Document passage
I will take the prop off, draw a line, and will hopefully be fishing tomorrow with the boat so I will get to test it. There is no nearby boat ramp so I can't just go run it in the water anytime.


----------



## catman529 (Sep 15, 2012)

Update -

Just took off the prop. The hub looks in perfect condition but I marked it with white paint just in case.

Think this might have been the problem?












Some of the fishing line was melted together. Cut it all off with scissors and re-installed the prop. Do you think this could have damaged the clutch, or could there still be some other damage unrelated to the fishing line?


----------



## Pappy (Sep 19, 2012)

Check the gearlube to make sure the line didnt ruin the seal. Draw the line and go run it.


----------



## catman529 (Sep 19, 2012)

I don't think the line ruined the seal, at least no oil has come out, hopefully no water has gone in either.

What is being asked
Can you resume the forum thread about fishing line wrapped behind a boat propeller, picking up right after its last sentence?

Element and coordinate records
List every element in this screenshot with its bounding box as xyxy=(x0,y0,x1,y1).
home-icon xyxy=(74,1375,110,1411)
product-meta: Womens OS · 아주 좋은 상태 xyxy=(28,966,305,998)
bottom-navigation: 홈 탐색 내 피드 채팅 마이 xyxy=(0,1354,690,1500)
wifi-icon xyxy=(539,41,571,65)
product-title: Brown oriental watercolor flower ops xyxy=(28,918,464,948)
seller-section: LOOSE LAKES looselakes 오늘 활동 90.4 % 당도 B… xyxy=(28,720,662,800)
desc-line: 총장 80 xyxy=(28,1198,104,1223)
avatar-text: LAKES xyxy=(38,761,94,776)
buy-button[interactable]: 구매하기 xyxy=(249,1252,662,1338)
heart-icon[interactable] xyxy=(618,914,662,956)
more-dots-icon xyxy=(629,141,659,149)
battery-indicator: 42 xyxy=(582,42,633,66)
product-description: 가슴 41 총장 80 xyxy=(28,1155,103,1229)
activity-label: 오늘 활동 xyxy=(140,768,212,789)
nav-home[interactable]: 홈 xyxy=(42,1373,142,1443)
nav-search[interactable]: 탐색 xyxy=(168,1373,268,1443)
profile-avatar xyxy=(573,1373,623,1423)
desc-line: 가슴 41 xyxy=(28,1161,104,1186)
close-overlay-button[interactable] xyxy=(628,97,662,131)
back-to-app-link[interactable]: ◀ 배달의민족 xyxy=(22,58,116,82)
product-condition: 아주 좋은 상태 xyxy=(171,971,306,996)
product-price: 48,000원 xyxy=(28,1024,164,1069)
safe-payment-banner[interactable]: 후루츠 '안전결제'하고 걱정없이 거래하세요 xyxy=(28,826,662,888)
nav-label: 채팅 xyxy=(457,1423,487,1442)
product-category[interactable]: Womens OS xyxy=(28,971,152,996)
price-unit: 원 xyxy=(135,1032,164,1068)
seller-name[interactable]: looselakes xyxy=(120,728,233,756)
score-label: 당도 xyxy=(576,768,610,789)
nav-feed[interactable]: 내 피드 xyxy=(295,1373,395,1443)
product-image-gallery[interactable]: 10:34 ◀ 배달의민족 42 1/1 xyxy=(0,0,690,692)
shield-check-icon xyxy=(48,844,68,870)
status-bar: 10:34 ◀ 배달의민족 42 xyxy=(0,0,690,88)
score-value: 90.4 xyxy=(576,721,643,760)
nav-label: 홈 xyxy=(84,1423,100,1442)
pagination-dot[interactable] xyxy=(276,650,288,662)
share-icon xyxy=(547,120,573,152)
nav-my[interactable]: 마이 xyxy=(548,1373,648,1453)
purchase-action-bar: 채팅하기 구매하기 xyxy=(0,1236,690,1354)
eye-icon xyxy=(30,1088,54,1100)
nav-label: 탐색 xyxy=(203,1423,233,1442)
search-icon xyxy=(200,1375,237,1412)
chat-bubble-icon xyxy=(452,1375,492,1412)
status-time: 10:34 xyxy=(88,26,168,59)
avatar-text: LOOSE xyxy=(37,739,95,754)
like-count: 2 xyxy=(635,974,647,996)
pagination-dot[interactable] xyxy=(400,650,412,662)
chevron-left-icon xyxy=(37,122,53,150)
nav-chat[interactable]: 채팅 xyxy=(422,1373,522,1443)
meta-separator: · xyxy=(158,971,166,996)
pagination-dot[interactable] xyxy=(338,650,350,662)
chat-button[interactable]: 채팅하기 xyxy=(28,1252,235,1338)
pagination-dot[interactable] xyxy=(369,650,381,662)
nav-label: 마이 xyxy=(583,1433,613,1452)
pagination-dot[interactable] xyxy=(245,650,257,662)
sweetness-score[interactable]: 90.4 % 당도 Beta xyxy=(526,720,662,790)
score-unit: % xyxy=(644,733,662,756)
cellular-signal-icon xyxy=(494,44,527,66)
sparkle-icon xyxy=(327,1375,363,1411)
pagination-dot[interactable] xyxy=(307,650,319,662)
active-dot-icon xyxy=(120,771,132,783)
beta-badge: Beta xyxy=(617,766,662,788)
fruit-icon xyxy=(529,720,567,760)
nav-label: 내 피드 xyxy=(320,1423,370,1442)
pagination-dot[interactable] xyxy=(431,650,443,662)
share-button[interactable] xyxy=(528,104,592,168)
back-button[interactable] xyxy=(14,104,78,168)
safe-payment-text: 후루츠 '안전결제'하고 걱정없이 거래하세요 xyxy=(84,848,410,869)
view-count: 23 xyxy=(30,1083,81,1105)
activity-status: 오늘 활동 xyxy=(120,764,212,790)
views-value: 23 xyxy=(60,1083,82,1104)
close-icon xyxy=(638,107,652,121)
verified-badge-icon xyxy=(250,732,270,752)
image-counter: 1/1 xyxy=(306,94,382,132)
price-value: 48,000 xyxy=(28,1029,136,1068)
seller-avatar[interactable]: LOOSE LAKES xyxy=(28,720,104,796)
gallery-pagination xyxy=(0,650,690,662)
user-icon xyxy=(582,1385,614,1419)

Final result
I ran the boat on Sunday on the river, about 15-20 miles. Maybe half of that was at full speed and the rest was slowing down or dragging the boat through shallow riffles. The motor didn't slip up once though, which was nice. I haven't checked the hub yet but I would guess the mark is still lined up.


----------



## Pappy (Sep 21, 2012)

Any time you have fishing line around the propshaft seal you need to check the gear lube for peace of mind if nothing else. 
Loosen the bottom drain screw and allow a little to seep around the screw and see if it is milky or not.


----------



## catman529 (Sep 21, 2012)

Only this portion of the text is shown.